----- MATERIAL PROVIDED -----

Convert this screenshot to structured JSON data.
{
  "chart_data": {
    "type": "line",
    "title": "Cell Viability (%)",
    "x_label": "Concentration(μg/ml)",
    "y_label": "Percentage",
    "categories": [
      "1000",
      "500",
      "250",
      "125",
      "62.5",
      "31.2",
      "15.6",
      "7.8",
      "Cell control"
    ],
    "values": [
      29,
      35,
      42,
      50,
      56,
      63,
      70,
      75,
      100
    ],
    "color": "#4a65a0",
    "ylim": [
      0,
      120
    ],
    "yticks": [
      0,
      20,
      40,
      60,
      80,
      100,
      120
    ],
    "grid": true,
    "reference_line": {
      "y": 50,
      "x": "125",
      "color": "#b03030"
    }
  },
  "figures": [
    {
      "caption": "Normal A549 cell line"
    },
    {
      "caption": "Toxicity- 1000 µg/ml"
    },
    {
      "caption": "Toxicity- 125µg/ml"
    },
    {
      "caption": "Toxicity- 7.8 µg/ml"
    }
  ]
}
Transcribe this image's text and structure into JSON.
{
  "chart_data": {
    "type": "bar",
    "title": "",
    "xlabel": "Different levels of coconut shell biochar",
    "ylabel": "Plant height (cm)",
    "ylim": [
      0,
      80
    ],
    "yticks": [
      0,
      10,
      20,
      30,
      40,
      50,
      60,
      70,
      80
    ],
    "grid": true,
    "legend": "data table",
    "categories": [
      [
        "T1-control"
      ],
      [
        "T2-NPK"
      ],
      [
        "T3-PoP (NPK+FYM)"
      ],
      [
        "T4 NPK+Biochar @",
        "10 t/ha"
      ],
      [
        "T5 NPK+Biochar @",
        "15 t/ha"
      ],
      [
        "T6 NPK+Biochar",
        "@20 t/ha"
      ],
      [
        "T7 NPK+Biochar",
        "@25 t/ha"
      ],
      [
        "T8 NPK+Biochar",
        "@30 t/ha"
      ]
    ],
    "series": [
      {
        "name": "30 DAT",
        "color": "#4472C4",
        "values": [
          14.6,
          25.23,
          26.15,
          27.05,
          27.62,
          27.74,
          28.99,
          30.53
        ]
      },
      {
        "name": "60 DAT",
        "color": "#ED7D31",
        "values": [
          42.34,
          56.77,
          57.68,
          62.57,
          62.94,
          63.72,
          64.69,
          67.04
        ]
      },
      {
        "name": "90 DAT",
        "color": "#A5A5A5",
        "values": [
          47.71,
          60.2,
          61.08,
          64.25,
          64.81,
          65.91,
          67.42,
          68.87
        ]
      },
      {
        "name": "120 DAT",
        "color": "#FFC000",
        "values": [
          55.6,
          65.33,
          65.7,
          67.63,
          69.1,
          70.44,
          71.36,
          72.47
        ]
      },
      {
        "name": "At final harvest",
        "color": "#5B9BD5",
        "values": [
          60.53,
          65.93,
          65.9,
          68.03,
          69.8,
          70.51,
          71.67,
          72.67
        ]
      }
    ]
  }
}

-----

§ SHORT EXERCISE
Return all of the above records exactly, leaving no line out.

§ COMPLETE RESPONSE
Convert this screenshot to structured JSON data.
{
  "chart_data": {
    "type": "line",
    "title": "Cell Viability (%)",
    "x_label": "Concentration(μg/ml)",
    "y_label": "Percentage",
    "categories": [
      "1000",
      "500",
      "250",
      "125",
      "62.5",
      "31.2",
      "15.6",
      "7.8",
      "Cell control"
    ],
    "values": [
      29,
      35,
      42,
      50,
      56,
      63,
      70,
      75,
      100
    ],
    "color": "#4a65a0",
    "ylim": [
      0,
      120
    ],
    "yticks": [
      0,
      20,
      40,
      60,
      80,
      100,
      120
    ],
    "grid": true,
    "reference_line": {
      "y": 50,
      "x": "125",
      "color": "#b03030"
    }
  },
  "figures": [
    {
      "caption": "Normal A549 cell line"
    },
    {
      "caption": "Toxicity- 1000 µg/ml"
    },
    {
      "caption": "Toxicity- 125µg/ml"
    },
    {
      "caption": "Toxicity- 7.8 µg/ml"
    }
  ]
}
Transcribe this image's text and structure into JSON.
{
  "chart_data": {
    "type": "bar",
    "title": "",
    "xlabel": "Different levels of coconut shell biochar",
    "ylabel": "Plant height (cm)",
    "ylim": [
      0,
      80
    ],
    "yticks": [
      0,
      10,
      20,
      30,
      40,
      50,
      60,
      70,
      80
    ],
    "grid": true,
    "legend": "data table",
    "categories": [
      [
        "T1-control"
      ],
      [
        "T2-NPK"
      ],
      [
        "T3-PoP (NPK+FYM)"
      ],
      [
        "T4 NPK+Biochar @",
        "10 t/ha"
      ],
      [
        "T5 NPK+Biochar @",
        "15 t/ha"
      ],
      [
        "T6 NPK+Biochar",
        "@20 t/ha"
      ],
      [
        "T7 NPK+Biochar",
        "@25 t/ha"
      ],
      [
        "T8 NPK+Biochar",
        "@30 t/ha"
      ]
    ],
    "series": [
      {
        "name": "30 DAT",
        "color": "#4472C4",
        "values": [
          14.6,
          25.23,
          26.15,
          27.05,
          27.62,
          27.74,
          28.99,
          30.53
        ]
      },
      {
        "name": "60 DAT",
        "color": "#ED7D31",
        "values": [
          42.34,
          56.77,
          57.68,
          62.57,
          62.94,
          63.72,
          64.69,
          67.04
        ]
      },
      {
        "name": "90 DAT",
        "color": "#A5A5A5",
        "values": [
          47.71,
          60.2,
          61.08,
          64.25,
          64.81,
          65.91,
          67.42,
          68.87
        ]
      },
      {
        "name": "120 DAT",
        "color": "#FFC000",
        "values": [
          55.6,
          65.33,
          65.7,
          67.63,
          69.1,
          70.44,
          71.36,
          72.47
        ]
      },
      {
        "name": "At final harvest",
        "color": "#5B9BD5",
        "values": [
          60.53,
          65.93,
          65.9,
          68.03,
          69.8,
          70.51,
          71.67,
          72.67
        ]
      }
    ]
  }
}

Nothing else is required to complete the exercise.